-------- Dataset records --------

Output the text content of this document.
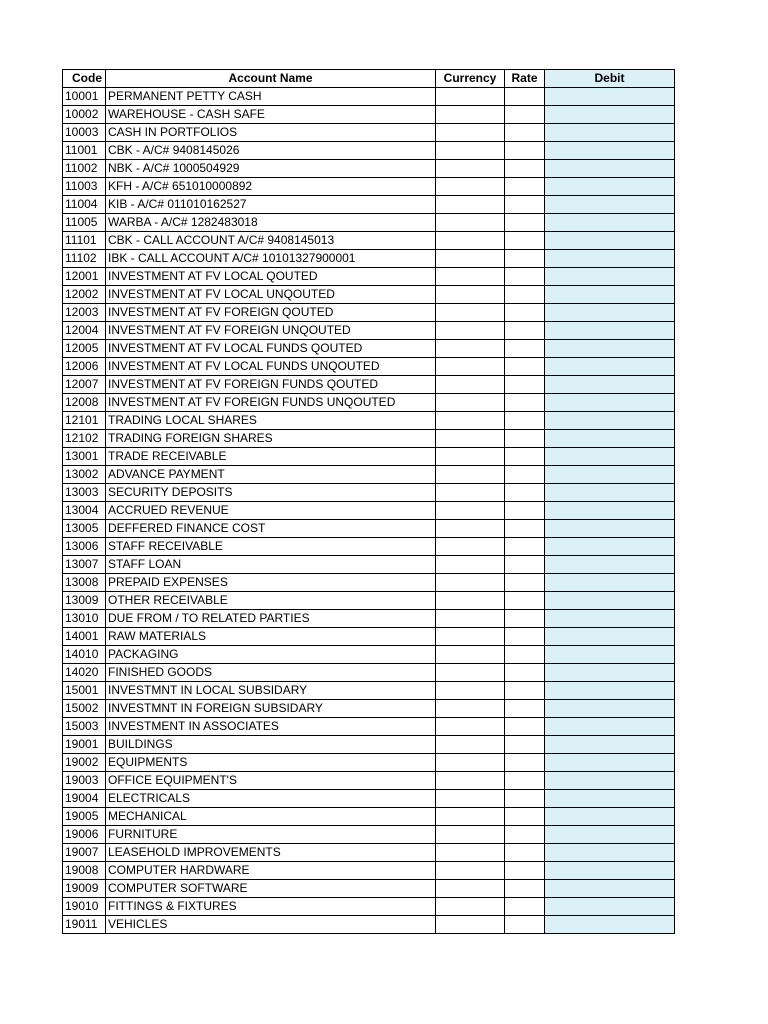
Code	Account Name	Currency	Rate	Debit
10001	PERMANENT PETTY CASH			
10002	WAREHOUSE - CASH SAFE			
10003	CASH IN PORTFOLIOS			
11001	CBK - A/C# 9408145026			
11002	NBK - A/C# 1000504929			
11003	KFH - A/C# 651010000892			
11004	KIB - A/C# 011010162527			
11005	WARBA - A/C# 1282483018			
11101	CBK - CALL ACCOUNT A/C# 9408145013			
11102	IBK - CALL ACCOUNT A/C# 10101327900001			
12001	INVESTMENT AT FV LOCAL QOUTED			
12002	INVESTMENT AT FV LOCAL UNQOUTED			
12003	INVESTMENT AT FV FOREIGN QOUTED			
12004	INVESTMENT AT FV FOREIGN UNQOUTED			
12005	INVESTMENT AT FV LOCAL FUNDS QOUTED			
12006	INVESTMENT AT FV LOCAL FUNDS UNQOUTED			
12007	INVESTMENT AT FV FOREIGN FUNDS QOUTED			
12008	INVESTMENT AT FV FOREIGN FUNDS UNQOUTED			
12101	TRADING LOCAL SHARES			
12102	TRADING FOREIGN SHARES			
13001	TRADE RECEIVABLE			
13002	ADVANCE PAYMENT			
13003	SECURITY DEPOSITS			
13004	ACCRUED REVENUE			
13005	DEFFERED FINANCE COST			
13006	STAFF RECEIVABLE			
13007	STAFF LOAN			
13008	PREPAID EXPENSES			
13009	OTHER RECEIVABLE			
13010	DUE FROM / TO RELATED PARTIES			
14001	RAW MATERIALS			
14010	PACKAGING			
14020	FINISHED GOODS			
15001	INVESTMNT IN LOCAL SUBSIDARY			
15002	INVESTMNT IN FOREIGN SUBSIDARY			
15003	INVESTMENT IN ASSOCIATES			
19001	BUILDINGS			
19002	EQUIPMENTS			
19003	OFFICE EQUIPMENT'S			
19004	ELECTRICALS			
19005	MECHANICAL			
19006	FURNITURE			
19007	LEASEHOLD IMPROVEMENTS			
19008	COMPUTER HARDWARE			
19009	COMPUTER SOFTWARE			
19010	FITTINGS & FIXTURES			
19011	VEHICLES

--------

## Exercise requirements
Search the records for the word "COMPUTER". Copy every line that has it.

## Solution below
19008	COMPUTER HARDWARE			
19009	COMPUTER SOFTWARE			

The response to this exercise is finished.